** start of Raw data **
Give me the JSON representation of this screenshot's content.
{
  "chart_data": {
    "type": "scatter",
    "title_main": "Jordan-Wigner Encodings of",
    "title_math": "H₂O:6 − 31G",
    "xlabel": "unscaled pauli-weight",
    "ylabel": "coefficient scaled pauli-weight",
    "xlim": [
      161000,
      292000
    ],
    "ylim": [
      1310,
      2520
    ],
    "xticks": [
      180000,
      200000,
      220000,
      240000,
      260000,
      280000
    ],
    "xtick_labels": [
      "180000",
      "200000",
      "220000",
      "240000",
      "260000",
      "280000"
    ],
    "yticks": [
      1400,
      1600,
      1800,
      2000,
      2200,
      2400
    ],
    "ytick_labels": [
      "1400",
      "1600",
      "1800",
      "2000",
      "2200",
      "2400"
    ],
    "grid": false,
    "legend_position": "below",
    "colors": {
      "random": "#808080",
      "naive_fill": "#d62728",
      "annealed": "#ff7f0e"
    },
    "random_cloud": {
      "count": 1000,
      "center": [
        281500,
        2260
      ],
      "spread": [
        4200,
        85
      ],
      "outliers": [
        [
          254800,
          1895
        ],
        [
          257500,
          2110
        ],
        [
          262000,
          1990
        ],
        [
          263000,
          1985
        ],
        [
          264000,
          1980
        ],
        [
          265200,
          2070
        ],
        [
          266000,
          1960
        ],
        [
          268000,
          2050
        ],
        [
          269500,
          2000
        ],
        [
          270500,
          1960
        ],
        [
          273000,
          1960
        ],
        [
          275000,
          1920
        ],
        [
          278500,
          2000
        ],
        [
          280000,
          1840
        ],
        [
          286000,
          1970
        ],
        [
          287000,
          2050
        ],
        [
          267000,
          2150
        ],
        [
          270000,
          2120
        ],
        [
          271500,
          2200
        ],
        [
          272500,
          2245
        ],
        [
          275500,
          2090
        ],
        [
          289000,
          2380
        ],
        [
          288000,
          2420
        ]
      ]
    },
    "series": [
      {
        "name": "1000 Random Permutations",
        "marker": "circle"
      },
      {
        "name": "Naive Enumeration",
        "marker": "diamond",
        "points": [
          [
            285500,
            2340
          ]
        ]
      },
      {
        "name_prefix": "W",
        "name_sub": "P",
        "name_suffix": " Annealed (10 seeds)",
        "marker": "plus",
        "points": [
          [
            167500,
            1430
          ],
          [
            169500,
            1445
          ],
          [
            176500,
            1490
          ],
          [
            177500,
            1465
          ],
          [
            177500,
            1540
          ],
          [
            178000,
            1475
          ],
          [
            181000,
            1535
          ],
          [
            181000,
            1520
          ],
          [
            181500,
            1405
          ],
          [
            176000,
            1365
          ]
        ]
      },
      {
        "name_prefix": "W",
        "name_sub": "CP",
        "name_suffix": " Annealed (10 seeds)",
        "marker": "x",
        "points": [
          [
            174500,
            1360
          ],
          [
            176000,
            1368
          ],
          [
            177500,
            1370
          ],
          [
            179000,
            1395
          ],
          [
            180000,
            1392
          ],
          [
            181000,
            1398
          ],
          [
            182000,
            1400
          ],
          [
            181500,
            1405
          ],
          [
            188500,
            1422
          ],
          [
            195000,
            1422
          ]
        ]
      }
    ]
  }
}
** end of Raw data **
→ **What you have to do**
Retype the data exactly as given.

→ **Expected output**
Give me the JSON representation of this screenshot's content.
{
  "chart_data": {
    "type": "scatter",
    "title_main": "Jordan-Wigner Encodings of",
    "title_math": "H₂O:6 − 31G",
    "xlabel": "unscaled pauli-weight",
    "ylabel": "coefficient scaled pauli-weight",
    "xlim": [
      161000,
      292000
    ],
    "ylim": [
      1310,
      2520
    ],
    "xticks": [
      180000,
      200000,
      220000,
      240000,
      260000,
      280000
    ],
    "xtick_labels": [
      "180000",
      "200000",
      "220000",
      "240000",
      "260000",
      "280000"
    ],
    "yticks": [
      1400,
      1600,
      1800,
      2000,
      2200,
      2400
    ],
    "ytick_labels": [
      "1400",
      "1600",
      "1800",
      "2000",
      "2200",
      "2400"
    ],
    "grid": false,
    "legend_position": "below",
    "colors": {
      "random": "#808080",
      "naive_fill": "#d62728",
      "annealed": "#ff7f0e"
    },
    "random_cloud": {
      "count": 1000,
      "center": [
        281500,
        2260
      ],
      "spread": [
        4200,
        85
      ],
      "outliers": [
        [
          254800,
          1895
        ],
        [
          257500,
          2110
        ],
        [
          262000,
          1990
        ],
        [
          263000,
          1985
        ],
        [
          264000,
          1980
        ],
        [
          265200,
          2070
        ],
        [
          266000,
          1960
        ],
        [
          268000,
          2050
        ],
        [
          269500,
          2000
        ],
        [
          270500,
          1960
        ],
        [
          273000,
          1960
        ],
        [
          275000,
          1920
        ],
        [
          278500,
          2000
        ],
        [
          280000,
          1840
        ],
        [
          286000,
          1970
        ],
        [
          287000,
          2050
        ],
        [
          267000,
          2150
        ],
        [
          270000,
          2120
        ],
        [
          271500,
          2200
        ],
        [
          272500,
          2245
        ],
        [
          275500,
          2090
        ],
        [
          289000,
          2380
        ],
        [
          288000,
          2420
        ]
      ]
    },
    "series": [
      {
        "name": "1000 Random Permutations",
        "marker": "circle"
      },
      {
        "name": "Naive Enumeration",
        "marker": "diamond",
        "points": [
          [
            285500,
            2340
          ]
        ]
      },
      {
        "name_prefix": "W",
        "name_sub": "P",
        "name_suffix": " Annealed (10 seeds)",
        "marker": "plus",
        "points": [
          [
            167500,
            1430
          ],
          [
            169500,
            1445
          ],
          [
            176500,
            1490
          ],
          [
            177500,
            1465
          ],
          [
            177500,
            1540
          ],
          [
            178000,
            1475
          ],
          [
            181000,
            1535
          ],
          [
            181000,
            1520
          ],
          [
            181500,
            1405
          ],
          [
            176000,
            1365
          ]
        ]
      },
      {
        "name_prefix": "W",
        "name_sub": "CP",
        "name_suffix": " Annealed (10 seeds)",
        "marker": "x",
        "points": [
          [
            174500,
            1360
          ],
          [
            176000,
            1368
          ],
          [
            177500,
            1370
          ],
          [
            179000,
            1395
          ],
          [
            180000,
            1392
          ],
          [
            181000,
            1398
          ],
          [
            182000,
            1400
          ],
          [
            181500,
            1405
          ],
          [
            188500,
            1422
          ],
          [
            195000,
            1422
          ]
        ]
      }
    ]
  }
}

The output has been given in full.